Check every line of the data below for the string "MainMenu", and copy the ones that hold it.

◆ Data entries
+++

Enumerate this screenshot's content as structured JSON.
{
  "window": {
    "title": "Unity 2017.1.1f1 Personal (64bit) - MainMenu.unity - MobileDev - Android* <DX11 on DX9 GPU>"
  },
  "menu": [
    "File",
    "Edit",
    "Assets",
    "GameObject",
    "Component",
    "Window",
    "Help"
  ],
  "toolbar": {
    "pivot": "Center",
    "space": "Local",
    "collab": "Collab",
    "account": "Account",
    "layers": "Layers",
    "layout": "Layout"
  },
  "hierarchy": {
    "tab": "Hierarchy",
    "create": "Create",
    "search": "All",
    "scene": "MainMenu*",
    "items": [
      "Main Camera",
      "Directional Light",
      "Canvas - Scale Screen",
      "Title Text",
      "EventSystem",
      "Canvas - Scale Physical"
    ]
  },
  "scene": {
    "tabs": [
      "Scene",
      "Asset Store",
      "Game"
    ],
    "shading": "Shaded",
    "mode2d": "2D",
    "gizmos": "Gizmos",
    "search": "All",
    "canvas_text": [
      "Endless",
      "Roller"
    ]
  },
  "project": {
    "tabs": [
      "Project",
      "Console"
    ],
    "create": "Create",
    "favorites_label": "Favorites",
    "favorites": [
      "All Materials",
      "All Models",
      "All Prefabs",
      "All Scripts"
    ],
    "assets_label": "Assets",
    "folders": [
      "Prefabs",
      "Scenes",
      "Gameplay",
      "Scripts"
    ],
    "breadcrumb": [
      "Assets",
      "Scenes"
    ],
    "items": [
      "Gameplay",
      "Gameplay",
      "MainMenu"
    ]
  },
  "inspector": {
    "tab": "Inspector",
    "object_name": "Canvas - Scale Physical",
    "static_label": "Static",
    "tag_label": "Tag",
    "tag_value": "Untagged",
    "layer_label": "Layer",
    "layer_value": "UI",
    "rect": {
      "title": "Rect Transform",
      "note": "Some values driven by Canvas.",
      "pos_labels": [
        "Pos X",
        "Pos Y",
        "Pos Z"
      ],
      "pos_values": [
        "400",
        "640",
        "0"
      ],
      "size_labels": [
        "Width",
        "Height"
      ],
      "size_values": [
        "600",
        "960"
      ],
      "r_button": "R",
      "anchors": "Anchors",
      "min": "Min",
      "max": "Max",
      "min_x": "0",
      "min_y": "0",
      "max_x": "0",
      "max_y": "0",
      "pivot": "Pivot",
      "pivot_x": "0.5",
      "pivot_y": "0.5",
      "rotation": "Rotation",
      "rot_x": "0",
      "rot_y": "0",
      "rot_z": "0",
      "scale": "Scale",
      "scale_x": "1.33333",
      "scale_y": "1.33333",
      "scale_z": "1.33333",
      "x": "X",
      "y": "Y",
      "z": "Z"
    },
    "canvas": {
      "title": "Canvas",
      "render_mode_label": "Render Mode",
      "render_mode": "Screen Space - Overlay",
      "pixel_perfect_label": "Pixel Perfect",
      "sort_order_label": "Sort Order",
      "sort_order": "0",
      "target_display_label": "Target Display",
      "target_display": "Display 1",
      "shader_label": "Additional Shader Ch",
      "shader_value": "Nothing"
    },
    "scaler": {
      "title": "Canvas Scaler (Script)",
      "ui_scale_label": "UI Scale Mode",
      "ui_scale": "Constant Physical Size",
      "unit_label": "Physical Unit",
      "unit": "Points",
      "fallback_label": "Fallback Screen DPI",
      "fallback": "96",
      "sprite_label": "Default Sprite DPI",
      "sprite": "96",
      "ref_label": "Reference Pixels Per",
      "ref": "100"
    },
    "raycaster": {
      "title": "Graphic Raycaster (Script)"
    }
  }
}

+++

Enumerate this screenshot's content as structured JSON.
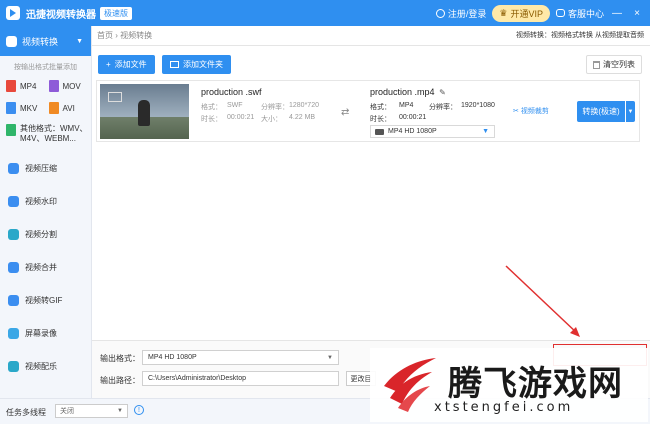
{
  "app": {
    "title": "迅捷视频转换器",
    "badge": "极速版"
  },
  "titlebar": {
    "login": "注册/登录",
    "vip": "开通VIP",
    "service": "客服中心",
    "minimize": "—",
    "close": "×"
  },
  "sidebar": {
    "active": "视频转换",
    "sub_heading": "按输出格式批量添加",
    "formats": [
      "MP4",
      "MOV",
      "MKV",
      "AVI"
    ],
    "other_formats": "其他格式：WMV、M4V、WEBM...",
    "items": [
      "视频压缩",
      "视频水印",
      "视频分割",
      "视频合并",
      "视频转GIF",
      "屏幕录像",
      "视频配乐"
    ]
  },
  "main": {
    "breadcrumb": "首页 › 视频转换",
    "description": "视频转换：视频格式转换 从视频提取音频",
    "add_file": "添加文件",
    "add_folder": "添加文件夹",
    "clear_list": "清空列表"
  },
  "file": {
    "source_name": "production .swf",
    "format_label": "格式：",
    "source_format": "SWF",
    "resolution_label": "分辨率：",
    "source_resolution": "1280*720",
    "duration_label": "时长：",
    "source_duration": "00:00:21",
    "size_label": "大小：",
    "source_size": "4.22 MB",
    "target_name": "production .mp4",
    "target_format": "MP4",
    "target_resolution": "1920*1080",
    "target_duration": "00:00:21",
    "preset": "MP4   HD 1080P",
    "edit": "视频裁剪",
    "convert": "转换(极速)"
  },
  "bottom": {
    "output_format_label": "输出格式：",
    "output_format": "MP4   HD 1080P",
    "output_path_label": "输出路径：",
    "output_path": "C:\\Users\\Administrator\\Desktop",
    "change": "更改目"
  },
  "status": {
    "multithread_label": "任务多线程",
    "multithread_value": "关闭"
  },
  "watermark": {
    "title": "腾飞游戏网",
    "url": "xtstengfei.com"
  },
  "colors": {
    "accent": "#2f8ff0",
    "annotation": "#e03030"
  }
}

+++

◆ Response to the exercise
    "title": "Unity 2017.1.1f1 Personal (64bit) - MainMenu.unity - MobileDev - Android* <DX11 on DX9 GPU>"
    "scene": "MainMenu*",
      "MainMenu"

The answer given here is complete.